-- BEGIN STORED ROWS --

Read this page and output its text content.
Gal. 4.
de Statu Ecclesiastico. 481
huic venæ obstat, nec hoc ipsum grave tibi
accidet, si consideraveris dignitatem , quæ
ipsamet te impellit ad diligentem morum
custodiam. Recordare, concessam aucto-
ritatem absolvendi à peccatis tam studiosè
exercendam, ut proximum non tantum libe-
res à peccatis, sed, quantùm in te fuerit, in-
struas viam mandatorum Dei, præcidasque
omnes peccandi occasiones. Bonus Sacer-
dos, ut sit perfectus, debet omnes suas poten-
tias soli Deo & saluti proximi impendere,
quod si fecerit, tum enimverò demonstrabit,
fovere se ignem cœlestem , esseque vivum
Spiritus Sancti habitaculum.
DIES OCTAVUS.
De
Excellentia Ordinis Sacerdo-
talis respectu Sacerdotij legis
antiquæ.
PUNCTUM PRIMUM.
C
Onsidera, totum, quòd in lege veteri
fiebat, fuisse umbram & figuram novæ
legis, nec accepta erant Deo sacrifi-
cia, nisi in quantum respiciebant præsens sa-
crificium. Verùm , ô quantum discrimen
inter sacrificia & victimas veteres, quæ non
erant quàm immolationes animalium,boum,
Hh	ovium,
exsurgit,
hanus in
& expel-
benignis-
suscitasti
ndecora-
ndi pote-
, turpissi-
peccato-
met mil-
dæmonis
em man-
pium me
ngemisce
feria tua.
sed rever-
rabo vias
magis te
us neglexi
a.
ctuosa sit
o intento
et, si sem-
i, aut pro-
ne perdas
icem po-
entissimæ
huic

-- END STORED ROWS --

AIM OF THE TASK: Return each line of the data that contains the string "omnes".

RESULT OF THIS TASK:
omnes peccandi occasiones. Bonus Sacer-
dos, ut sit perfectus, debet omnes suas poten-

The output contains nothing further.